Extracted data entries

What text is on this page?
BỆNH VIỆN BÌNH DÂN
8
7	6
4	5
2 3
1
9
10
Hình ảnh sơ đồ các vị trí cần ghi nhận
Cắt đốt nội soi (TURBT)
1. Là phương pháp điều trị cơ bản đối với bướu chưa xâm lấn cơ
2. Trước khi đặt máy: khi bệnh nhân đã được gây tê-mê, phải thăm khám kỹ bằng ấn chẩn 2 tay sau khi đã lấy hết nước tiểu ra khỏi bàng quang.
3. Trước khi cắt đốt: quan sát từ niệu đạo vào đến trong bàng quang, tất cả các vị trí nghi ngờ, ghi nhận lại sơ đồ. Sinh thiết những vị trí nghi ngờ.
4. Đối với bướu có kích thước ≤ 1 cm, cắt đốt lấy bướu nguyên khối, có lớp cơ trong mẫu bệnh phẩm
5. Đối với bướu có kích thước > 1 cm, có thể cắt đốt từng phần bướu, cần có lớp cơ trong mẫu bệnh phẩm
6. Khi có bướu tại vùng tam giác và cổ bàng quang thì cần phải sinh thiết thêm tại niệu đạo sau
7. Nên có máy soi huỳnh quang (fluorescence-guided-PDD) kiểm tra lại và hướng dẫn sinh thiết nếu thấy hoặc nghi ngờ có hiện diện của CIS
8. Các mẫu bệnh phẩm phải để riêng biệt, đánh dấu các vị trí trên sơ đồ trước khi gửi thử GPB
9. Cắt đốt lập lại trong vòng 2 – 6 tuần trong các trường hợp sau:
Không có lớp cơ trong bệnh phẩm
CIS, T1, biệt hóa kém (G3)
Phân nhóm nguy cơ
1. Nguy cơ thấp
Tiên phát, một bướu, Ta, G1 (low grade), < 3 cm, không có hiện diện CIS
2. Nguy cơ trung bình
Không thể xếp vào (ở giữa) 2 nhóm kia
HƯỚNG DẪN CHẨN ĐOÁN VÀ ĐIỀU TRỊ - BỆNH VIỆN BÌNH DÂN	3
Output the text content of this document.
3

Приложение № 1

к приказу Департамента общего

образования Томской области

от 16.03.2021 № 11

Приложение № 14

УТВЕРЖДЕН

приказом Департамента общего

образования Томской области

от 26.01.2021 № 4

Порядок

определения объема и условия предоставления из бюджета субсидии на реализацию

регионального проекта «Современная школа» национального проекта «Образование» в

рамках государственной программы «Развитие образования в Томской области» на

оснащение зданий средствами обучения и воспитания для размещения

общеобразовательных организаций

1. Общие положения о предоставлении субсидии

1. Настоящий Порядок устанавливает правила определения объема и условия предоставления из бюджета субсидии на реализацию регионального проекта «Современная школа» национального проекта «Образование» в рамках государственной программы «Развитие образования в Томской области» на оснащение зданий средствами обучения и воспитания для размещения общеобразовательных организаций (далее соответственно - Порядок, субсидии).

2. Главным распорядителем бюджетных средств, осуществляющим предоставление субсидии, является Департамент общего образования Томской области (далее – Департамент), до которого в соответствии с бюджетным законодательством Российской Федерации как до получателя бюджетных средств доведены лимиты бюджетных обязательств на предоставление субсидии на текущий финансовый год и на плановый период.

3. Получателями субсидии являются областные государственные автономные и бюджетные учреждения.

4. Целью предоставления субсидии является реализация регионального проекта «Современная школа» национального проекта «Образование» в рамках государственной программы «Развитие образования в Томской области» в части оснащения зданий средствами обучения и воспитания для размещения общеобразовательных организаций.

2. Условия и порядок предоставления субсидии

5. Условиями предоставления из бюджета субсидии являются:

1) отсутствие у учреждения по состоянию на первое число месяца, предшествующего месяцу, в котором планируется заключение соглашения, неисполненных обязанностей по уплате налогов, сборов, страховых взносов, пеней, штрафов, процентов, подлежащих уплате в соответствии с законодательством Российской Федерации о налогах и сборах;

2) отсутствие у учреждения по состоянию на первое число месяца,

EXERCISE - Write the listing out again, exactly as shown above.

TASK RESULT -
What text is on this page?
BỆNH VIỆN BÌNH DÂN
8
7	6
4	5
2 3
1
9
10
Hình ảnh sơ đồ các vị trí cần ghi nhận
Cắt đốt nội soi (TURBT)
1. Là phương pháp điều trị cơ bản đối với bướu chưa xâm lấn cơ
2. Trước khi đặt máy: khi bệnh nhân đã được gây tê-mê, phải thăm khám kỹ bằng ấn chẩn 2 tay sau khi đã lấy hết nước tiểu ra khỏi bàng quang.
3. Trước khi cắt đốt: quan sát từ niệu đạo vào đến trong bàng quang, tất cả các vị trí nghi ngờ, ghi nhận lại sơ đồ. Sinh thiết những vị trí nghi ngờ.
4. Đối với bướu có kích thước ≤ 1 cm, cắt đốt lấy bướu nguyên khối, có lớp cơ trong mẫu bệnh phẩm
5. Đối với bướu có kích thước > 1 cm, có thể cắt đốt từng phần bướu, cần có lớp cơ trong mẫu bệnh phẩm
6. Khi có bướu tại vùng tam giác và cổ bàng quang thì cần phải sinh thiết thêm tại niệu đạo sau
7. Nên có máy soi huỳnh quang (fluorescence-guided-PDD) kiểm tra lại và hướng dẫn sinh thiết nếu thấy hoặc nghi ngờ có hiện diện của CIS
8. Các mẫu bệnh phẩm phải để riêng biệt, đánh dấu các vị trí trên sơ đồ trước khi gửi thử GPB
9. Cắt đốt lập lại trong vòng 2 – 6 tuần trong các trường hợp sau:
Không có lớp cơ trong bệnh phẩm
CIS, T1, biệt hóa kém (G3)
Phân nhóm nguy cơ
1. Nguy cơ thấp
Tiên phát, một bướu, Ta, G1 (low grade), < 3 cm, không có hiện diện CIS
2. Nguy cơ trung bình
Không thể xếp vào (ở giữa) 2 nhóm kia
HƯỚNG DẪN CHẨN ĐOÁN VÀ ĐIỀU TRỊ - BỆNH VIỆN BÌNH DÂN	3
Output the text content of this document.
3

Приложение № 1

к приказу Департамента общего

образования Томской области

от 16.03.2021 № 11

Приложение № 14

УТВЕРЖДЕН

приказом Департамента общего

образования Томской области

от 26.01.2021 № 4

Порядок

определения объема и условия предоставления из бюджета субсидии на реализацию

регионального проекта «Современная школа» национального проекта «Образование» в

рамках государственной программы «Развитие образования в Томской области» на

оснащение зданий средствами обучения и воспитания для размещения

общеобразовательных организаций

1. Общие положения о предоставлении субсидии

1. Настоящий Порядок устанавливает правила определения объема и условия предоставления из бюджета субсидии на реализацию регионального проекта «Современная школа» национального проекта «Образование» в рамках государственной программы «Развитие образования в Томской области» на оснащение зданий средствами обучения и воспитания для размещения общеобразовательных организаций (далее соответственно - Порядок, субсидии).

2. Главным распорядителем бюджетных средств, осуществляющим предоставление субсидии, является Департамент общего образования Томской области (далее – Департамент), до которого в соответствии с бюджетным законодательством Российской Федерации как до получателя бюджетных средств доведены лимиты бюджетных обязательств на предоставление субсидии на текущий финансовый год и на плановый период.

3. Получателями субсидии являются областные государственные автономные и бюджетные учреждения.

4. Целью предоставления субсидии является реализация регионального проекта «Современная школа» национального проекта «Образование» в рамках государственной программы «Развитие образования в Томской области» в части оснащения зданий средствами обучения и воспитания для размещения общеобразовательных организаций.

2. Условия и порядок предоставления субсидии

5. Условиями предоставления из бюджета субсидии являются:

1) отсутствие у учреждения по состоянию на первое число месяца, предшествующего месяцу, в котором планируется заключение соглашения, неисполненных обязанностей по уплате налогов, сборов, страховых взносов, пеней, штрафов, процентов, подлежащих уплате в соответствии с законодательством Российской Федерации о налогах и сборах;

2) отсутствие у учреждения по состоянию на первое число месяца,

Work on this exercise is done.